GOAL: Show every line of the records below that contains the word "einen".

── PROVIDED DATA ──

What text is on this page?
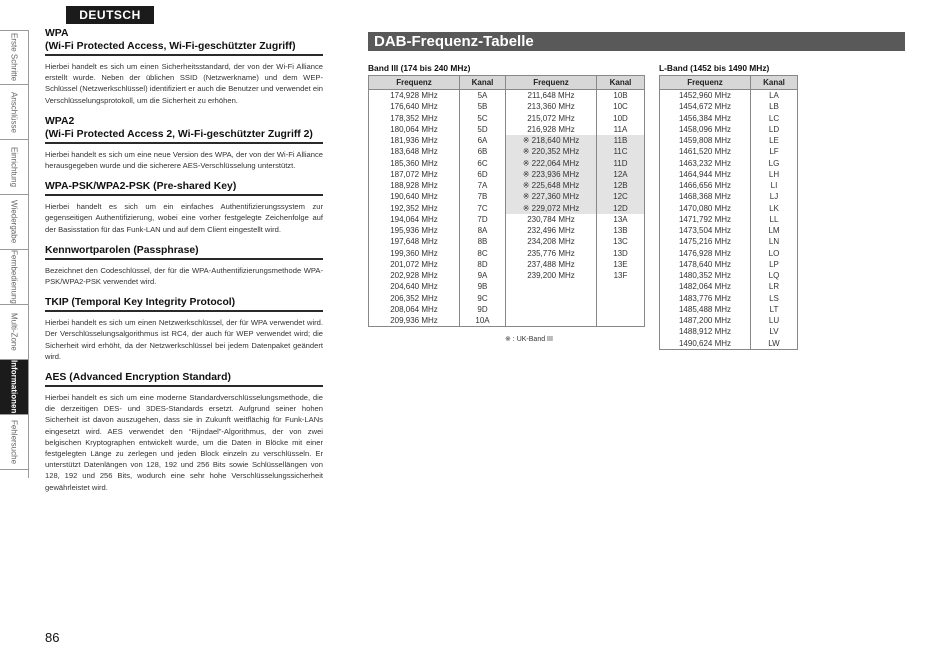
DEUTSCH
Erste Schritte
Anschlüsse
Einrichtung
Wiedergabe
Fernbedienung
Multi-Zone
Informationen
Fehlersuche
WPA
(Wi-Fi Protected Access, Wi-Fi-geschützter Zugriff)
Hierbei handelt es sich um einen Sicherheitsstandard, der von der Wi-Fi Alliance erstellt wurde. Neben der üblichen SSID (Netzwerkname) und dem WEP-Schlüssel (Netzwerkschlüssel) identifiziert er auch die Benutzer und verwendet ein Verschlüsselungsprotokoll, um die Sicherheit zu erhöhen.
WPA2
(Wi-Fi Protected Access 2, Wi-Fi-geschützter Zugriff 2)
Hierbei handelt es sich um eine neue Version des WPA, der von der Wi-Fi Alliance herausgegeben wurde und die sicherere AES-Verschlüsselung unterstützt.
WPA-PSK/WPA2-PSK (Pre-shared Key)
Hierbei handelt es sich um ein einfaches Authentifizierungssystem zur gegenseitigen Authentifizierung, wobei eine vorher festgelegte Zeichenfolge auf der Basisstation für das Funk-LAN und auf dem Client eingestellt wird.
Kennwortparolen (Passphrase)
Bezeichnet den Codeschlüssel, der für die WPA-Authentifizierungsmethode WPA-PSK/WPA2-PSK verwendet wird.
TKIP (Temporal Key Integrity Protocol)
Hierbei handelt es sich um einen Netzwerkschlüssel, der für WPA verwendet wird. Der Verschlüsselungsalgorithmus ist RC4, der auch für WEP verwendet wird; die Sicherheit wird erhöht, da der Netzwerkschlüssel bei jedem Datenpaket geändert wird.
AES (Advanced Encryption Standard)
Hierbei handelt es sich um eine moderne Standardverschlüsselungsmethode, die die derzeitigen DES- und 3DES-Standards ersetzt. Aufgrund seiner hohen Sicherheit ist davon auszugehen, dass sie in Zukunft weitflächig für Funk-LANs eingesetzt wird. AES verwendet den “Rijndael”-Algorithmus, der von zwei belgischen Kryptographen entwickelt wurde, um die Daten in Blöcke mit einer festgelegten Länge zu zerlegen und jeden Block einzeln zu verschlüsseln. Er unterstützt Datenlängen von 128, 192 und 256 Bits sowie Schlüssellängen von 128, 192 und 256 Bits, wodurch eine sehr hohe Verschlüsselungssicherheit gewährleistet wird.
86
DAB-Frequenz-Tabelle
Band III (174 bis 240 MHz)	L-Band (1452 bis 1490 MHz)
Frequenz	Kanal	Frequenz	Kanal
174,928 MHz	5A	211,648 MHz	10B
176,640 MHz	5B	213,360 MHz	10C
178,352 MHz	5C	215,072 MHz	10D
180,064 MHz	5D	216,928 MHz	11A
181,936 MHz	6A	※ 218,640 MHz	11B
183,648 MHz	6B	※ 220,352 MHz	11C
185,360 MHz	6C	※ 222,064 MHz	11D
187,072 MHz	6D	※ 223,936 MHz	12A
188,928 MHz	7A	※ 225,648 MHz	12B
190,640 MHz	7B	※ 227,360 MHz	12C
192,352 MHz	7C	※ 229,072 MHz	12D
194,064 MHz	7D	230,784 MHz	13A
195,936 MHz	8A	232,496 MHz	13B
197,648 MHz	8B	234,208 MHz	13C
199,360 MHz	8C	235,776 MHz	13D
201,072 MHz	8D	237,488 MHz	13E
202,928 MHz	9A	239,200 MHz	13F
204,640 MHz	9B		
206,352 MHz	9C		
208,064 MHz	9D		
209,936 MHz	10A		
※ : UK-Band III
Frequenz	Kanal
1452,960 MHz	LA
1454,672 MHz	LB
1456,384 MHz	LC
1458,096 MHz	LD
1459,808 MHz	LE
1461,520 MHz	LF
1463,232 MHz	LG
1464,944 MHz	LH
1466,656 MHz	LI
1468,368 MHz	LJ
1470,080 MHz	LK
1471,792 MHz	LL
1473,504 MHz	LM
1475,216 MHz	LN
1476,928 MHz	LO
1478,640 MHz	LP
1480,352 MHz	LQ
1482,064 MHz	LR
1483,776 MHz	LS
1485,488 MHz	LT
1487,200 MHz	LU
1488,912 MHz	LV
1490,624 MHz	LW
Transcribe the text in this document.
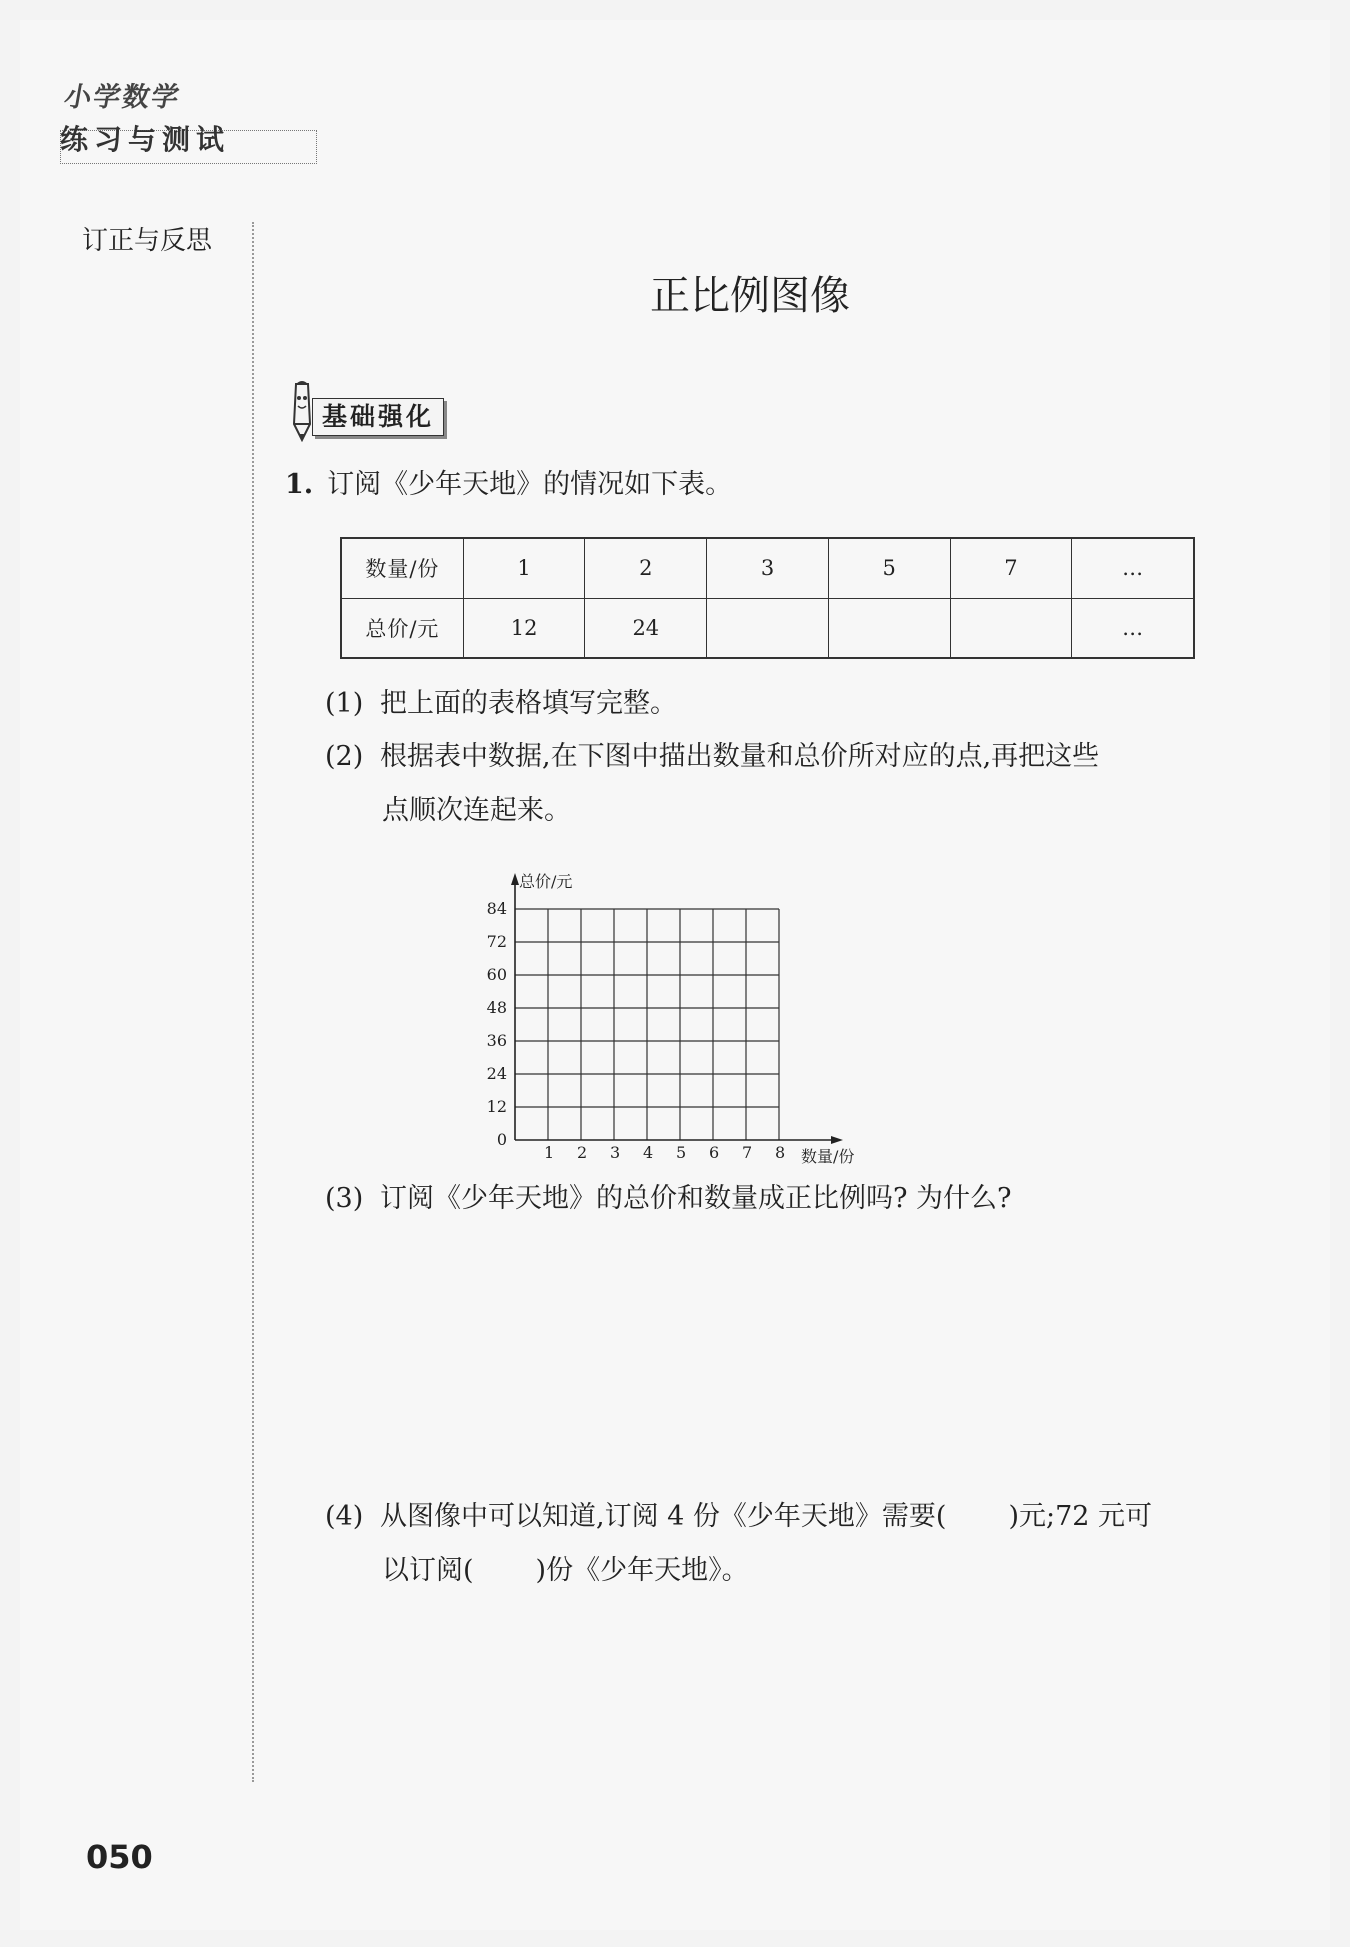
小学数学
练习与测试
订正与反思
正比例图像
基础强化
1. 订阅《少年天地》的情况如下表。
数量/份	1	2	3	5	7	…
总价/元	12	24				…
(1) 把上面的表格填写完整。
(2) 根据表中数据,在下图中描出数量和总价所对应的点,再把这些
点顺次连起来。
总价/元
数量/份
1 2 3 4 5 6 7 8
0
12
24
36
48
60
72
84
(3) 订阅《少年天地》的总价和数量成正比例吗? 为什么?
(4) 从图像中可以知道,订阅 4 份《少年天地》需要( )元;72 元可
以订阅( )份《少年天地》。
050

───

WRITTEN RESPONSE:
Hierbei handelt es sich um einen Sicherheitsstandard, der von der Wi-Fi Alliance erstellt wurde. Neben der üblichen SSID (Netzwerkname) und dem WEP-Schlüssel (Netzwerkschlüssel) identifiziert er auch die Benutzer und verwendet ein Verschlüsselungsprotokoll, um die Sicherheit zu erhöhen.
Hierbei handelt es sich um einen Netzwerkschlüssel, der für WPA verwendet wird. Der Verschlüsselungsalgorithmus ist RC4, der auch für WEP verwendet wird; die Sicherheit wird erhöht, da der Netzwerkschlüssel bei jedem Datenpaket geändert wird.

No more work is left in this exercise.